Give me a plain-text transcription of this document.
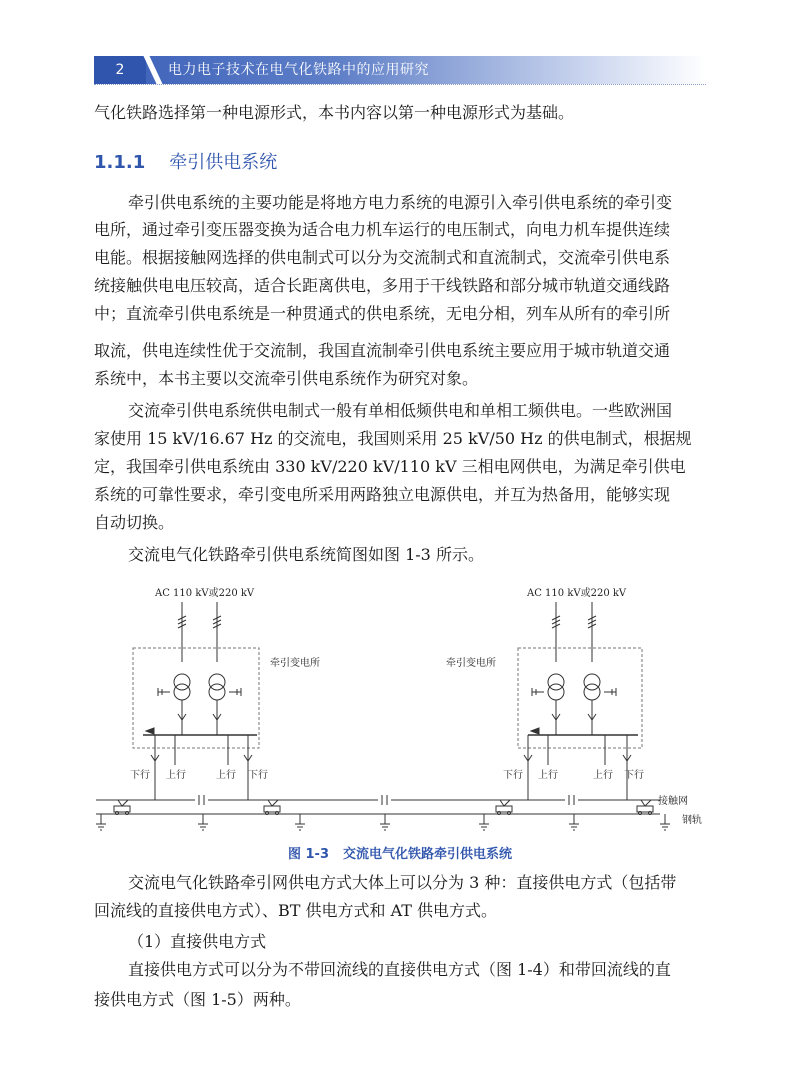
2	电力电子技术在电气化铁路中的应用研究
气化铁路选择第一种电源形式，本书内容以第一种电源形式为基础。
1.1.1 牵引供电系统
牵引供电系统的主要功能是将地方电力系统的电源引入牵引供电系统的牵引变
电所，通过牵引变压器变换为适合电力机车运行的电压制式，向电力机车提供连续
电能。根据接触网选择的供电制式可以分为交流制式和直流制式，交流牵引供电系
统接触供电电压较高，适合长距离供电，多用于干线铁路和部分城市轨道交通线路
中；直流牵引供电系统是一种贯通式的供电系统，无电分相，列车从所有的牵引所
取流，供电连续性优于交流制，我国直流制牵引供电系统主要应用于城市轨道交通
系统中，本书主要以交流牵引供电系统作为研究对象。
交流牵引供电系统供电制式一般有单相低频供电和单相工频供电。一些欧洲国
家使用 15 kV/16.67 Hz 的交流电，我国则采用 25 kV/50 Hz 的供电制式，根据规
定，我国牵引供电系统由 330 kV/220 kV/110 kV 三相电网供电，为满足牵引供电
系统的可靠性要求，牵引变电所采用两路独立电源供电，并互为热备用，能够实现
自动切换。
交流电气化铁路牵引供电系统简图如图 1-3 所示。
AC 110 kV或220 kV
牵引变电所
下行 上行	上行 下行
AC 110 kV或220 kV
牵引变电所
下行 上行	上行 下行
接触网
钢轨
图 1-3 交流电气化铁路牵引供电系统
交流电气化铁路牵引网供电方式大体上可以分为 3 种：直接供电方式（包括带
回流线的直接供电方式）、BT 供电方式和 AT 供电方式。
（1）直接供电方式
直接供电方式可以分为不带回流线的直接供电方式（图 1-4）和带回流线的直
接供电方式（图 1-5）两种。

* * *

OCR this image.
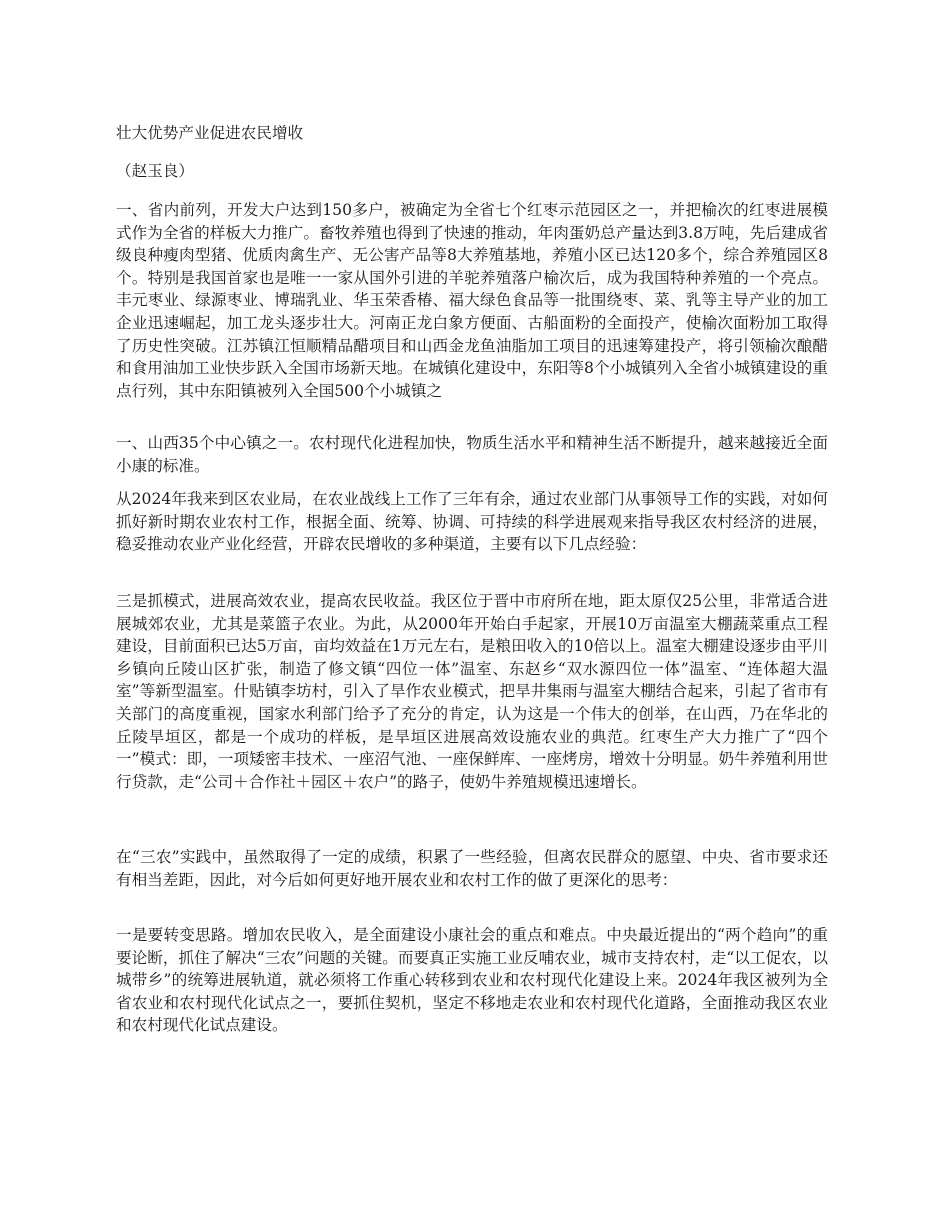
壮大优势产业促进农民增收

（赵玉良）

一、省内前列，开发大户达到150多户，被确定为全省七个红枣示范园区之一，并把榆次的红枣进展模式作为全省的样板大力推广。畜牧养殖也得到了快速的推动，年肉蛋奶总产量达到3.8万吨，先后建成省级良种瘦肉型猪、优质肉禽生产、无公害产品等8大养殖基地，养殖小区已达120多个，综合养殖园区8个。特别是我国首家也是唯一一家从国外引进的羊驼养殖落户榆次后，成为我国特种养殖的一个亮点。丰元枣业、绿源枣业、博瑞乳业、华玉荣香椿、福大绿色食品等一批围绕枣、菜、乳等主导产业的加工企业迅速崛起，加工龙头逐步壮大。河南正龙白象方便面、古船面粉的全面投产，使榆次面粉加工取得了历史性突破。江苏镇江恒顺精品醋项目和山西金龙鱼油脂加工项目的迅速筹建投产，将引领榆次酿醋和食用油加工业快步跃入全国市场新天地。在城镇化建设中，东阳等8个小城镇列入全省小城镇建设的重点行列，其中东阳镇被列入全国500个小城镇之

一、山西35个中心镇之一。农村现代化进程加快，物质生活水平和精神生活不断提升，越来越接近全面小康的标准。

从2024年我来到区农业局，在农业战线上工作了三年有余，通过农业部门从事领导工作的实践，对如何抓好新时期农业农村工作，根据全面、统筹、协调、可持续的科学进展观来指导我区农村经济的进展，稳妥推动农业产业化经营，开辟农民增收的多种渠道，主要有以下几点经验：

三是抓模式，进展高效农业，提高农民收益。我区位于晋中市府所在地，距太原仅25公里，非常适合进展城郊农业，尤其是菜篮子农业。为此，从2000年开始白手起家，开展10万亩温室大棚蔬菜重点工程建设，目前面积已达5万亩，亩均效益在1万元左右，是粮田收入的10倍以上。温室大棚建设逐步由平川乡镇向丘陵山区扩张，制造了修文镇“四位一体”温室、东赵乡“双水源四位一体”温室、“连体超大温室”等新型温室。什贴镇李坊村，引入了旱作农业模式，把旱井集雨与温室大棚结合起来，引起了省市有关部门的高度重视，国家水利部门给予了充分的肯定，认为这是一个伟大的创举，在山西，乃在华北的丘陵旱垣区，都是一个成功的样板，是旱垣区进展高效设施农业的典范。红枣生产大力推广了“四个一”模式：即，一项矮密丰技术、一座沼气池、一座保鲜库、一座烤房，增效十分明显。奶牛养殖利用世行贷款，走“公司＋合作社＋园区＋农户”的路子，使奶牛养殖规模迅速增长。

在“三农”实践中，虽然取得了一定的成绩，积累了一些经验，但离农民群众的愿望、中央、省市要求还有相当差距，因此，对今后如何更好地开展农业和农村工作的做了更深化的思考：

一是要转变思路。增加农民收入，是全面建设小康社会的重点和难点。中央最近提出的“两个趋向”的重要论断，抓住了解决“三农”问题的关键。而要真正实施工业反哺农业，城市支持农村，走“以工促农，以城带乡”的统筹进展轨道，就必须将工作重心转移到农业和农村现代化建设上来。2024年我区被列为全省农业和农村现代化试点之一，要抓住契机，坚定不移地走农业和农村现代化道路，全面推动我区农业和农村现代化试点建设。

--

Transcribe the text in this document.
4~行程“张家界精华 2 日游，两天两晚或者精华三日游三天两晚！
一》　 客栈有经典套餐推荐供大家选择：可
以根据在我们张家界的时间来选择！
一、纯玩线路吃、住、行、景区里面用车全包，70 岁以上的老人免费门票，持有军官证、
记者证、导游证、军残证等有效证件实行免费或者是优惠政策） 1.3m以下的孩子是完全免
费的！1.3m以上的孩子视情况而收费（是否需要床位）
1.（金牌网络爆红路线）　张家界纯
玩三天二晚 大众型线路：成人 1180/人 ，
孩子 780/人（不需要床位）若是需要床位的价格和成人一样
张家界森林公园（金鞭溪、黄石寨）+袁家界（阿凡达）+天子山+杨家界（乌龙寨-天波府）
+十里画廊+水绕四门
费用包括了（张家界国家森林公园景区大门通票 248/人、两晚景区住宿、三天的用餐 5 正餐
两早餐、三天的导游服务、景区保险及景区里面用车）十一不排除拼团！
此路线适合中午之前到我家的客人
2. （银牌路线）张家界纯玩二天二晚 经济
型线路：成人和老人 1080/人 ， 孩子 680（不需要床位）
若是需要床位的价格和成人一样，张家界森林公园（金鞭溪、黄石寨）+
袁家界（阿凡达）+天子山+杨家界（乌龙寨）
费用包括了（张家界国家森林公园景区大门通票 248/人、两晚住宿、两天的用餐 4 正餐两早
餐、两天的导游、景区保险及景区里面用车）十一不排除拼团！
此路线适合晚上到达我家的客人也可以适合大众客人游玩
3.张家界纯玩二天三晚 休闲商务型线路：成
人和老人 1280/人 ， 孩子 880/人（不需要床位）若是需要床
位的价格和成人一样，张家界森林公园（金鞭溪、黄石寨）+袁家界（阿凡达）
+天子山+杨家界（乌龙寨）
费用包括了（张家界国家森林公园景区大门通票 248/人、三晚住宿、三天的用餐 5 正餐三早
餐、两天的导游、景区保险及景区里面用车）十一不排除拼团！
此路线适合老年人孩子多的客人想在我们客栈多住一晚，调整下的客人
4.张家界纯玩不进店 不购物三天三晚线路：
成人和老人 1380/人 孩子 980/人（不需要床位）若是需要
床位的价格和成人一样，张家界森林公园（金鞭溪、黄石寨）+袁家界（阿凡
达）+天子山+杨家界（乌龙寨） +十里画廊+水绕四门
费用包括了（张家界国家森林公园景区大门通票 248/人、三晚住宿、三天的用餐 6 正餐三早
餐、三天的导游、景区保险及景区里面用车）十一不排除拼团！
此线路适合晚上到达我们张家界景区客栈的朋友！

* THE EXERCISE: Scan the listing above. Collect all lines with the word "正餐三早".

* SOLUTION BELOW:
费用包括了（张家界国家森林公园景区大门通票 248/人、三晚住宿、三天的用餐 5 正餐三早
费用包括了（张家界国家森林公园景区大门通票 248/人、三晚住宿、三天的用餐 6 正餐三早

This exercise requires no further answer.